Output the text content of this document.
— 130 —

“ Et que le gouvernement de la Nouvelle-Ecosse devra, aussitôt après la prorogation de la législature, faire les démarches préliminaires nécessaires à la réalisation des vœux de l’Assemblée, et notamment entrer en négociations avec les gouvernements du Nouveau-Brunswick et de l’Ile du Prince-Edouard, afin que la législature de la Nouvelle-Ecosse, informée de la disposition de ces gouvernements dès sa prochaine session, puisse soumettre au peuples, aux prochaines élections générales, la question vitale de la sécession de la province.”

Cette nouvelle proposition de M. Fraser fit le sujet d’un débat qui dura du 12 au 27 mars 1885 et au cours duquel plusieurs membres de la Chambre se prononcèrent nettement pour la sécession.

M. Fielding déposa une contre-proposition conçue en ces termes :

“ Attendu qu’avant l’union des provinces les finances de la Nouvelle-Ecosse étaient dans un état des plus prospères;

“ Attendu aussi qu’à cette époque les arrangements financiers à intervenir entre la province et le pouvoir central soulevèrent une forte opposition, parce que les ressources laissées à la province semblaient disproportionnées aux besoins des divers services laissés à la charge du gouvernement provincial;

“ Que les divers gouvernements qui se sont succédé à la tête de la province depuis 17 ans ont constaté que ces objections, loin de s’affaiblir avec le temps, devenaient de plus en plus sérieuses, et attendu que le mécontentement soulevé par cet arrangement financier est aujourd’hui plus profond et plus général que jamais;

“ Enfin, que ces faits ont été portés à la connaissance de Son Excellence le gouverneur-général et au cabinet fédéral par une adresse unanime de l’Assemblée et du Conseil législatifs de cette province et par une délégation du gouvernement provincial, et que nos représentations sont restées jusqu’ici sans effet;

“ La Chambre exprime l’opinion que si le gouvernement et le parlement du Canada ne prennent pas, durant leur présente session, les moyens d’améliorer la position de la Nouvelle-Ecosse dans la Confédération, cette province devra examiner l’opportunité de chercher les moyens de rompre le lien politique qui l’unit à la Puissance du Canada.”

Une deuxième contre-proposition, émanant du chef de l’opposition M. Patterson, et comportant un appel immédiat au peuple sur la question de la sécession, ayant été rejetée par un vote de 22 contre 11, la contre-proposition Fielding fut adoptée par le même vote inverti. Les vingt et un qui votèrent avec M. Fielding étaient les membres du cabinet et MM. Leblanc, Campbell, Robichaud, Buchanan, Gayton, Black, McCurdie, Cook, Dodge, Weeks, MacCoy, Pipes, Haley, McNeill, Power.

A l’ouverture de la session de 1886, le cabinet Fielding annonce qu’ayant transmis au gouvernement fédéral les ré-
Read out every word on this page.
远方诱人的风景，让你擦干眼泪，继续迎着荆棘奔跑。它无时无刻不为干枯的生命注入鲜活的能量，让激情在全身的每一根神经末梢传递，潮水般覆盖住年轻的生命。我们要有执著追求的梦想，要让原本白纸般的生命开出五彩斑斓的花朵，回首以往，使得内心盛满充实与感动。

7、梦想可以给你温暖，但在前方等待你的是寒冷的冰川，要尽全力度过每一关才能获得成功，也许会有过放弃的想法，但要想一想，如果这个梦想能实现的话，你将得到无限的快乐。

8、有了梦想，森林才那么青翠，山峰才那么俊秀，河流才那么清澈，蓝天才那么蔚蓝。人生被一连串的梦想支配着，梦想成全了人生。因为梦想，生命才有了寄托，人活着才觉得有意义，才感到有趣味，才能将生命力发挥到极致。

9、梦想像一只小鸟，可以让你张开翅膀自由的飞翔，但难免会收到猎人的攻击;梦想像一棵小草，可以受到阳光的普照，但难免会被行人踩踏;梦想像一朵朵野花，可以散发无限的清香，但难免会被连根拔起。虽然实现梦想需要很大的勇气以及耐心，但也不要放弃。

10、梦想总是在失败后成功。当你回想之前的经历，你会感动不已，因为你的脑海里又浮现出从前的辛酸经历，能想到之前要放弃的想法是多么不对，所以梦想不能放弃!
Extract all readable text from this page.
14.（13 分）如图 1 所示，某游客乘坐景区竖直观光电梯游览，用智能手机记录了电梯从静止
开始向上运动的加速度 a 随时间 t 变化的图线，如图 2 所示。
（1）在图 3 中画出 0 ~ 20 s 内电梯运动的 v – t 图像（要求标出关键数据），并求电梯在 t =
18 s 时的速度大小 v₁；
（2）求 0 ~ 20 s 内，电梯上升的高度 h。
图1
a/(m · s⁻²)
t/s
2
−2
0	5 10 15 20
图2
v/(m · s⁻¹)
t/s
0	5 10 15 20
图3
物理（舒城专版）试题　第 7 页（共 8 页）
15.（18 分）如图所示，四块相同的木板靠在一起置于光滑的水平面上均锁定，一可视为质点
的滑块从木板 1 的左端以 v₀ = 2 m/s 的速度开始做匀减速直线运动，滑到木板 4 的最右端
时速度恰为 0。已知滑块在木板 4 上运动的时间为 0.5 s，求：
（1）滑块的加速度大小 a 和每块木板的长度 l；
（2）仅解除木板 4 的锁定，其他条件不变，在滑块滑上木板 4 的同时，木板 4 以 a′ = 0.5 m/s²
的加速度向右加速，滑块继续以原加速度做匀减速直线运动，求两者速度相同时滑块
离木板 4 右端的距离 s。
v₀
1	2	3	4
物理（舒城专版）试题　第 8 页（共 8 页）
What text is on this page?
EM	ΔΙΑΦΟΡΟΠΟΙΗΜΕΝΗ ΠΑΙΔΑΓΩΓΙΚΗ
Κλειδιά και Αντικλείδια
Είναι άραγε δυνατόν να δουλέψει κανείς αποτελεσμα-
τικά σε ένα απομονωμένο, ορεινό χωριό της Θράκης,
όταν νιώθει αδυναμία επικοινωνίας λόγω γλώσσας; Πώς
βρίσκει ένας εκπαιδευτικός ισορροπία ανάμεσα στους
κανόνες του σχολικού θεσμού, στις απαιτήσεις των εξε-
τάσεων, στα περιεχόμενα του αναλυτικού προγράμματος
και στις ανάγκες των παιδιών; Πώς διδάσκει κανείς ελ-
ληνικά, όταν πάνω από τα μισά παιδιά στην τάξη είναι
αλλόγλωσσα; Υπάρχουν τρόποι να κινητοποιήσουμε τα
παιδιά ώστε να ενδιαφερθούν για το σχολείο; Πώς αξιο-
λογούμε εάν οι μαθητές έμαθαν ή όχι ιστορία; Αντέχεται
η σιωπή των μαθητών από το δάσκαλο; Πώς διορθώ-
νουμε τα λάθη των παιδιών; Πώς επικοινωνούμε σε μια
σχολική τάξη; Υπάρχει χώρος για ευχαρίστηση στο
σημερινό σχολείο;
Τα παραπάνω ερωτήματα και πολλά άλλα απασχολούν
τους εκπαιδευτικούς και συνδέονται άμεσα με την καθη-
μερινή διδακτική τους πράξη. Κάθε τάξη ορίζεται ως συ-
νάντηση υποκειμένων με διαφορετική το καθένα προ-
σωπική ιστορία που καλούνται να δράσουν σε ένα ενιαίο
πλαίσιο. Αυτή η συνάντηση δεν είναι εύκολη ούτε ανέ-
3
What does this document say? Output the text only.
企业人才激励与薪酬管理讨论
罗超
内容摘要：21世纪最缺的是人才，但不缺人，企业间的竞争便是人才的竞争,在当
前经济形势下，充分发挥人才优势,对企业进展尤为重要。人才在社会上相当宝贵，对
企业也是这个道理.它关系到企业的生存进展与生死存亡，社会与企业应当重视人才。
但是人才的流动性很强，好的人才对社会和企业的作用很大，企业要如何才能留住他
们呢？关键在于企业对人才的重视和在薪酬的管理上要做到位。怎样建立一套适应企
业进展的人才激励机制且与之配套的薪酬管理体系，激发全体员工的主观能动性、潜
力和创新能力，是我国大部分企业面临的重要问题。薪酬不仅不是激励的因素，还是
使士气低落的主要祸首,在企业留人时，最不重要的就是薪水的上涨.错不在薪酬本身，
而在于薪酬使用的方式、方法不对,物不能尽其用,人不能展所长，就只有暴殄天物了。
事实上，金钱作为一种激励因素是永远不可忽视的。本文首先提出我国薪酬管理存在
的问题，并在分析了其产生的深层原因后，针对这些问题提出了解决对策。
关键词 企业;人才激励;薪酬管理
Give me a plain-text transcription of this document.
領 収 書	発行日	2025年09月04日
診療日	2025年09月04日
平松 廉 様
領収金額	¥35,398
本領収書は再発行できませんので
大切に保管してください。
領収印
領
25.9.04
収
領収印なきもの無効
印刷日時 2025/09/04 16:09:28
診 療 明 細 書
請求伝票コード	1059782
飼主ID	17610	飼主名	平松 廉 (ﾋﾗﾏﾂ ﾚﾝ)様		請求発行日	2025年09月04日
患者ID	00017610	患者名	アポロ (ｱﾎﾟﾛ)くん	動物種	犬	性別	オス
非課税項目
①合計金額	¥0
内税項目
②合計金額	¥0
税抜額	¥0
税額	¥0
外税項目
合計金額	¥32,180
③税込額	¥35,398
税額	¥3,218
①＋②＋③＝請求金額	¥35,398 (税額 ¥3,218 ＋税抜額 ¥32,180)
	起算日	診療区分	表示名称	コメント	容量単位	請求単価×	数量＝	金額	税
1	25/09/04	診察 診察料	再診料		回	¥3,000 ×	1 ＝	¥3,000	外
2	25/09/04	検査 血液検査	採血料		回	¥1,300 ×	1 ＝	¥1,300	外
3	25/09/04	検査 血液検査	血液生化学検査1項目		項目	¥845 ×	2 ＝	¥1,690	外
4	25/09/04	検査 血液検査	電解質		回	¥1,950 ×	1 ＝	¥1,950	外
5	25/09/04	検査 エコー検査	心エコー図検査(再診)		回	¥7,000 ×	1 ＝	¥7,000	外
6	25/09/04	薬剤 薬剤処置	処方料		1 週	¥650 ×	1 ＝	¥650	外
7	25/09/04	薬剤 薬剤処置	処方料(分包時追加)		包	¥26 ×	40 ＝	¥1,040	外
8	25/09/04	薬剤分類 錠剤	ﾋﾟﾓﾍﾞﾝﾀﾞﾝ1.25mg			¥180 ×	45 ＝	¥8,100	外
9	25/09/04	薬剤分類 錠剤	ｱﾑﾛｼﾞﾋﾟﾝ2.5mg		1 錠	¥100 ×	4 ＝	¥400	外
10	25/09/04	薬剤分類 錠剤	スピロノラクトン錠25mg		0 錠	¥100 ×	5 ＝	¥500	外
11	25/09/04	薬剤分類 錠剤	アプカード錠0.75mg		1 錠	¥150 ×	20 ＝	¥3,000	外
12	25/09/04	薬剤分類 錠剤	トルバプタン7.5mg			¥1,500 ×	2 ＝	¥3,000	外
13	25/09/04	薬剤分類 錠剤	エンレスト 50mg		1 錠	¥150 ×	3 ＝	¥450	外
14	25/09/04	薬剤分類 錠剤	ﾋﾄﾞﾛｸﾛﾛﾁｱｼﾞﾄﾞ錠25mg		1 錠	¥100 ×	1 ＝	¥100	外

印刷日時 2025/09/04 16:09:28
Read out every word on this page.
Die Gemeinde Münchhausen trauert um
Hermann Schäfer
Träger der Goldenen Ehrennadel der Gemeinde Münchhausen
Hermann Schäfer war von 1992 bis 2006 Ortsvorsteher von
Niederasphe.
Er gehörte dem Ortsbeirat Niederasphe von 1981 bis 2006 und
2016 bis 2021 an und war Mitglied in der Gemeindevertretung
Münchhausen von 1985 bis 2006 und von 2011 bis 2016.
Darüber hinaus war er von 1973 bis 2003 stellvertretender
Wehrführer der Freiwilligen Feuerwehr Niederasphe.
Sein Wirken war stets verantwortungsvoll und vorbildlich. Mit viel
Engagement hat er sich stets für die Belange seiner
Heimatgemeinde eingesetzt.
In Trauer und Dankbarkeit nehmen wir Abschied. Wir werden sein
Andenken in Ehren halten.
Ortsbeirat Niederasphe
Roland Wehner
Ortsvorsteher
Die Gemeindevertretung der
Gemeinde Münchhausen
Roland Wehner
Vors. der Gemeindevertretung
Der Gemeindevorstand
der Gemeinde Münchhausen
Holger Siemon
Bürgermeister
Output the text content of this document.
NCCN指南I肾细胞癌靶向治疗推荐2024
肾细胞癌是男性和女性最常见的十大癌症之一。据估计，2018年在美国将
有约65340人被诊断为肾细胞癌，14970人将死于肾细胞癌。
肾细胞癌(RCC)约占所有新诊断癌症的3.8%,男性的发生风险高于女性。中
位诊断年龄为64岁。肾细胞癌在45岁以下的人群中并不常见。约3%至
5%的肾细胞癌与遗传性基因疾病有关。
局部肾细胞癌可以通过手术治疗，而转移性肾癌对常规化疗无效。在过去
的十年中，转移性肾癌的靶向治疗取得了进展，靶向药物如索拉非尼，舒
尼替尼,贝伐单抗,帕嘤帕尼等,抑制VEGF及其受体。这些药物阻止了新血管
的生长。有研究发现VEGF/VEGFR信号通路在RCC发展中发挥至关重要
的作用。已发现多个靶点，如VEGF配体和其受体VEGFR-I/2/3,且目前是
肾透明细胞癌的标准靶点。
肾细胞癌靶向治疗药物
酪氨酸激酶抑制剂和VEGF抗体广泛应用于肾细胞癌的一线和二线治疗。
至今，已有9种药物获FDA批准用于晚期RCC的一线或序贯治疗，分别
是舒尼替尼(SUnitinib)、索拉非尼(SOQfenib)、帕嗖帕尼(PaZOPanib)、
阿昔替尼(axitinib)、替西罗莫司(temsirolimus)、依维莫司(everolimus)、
════
Task - Go through the material above and count the lines that contain "membres"; answer with the number alone.

Result for this exercise - 2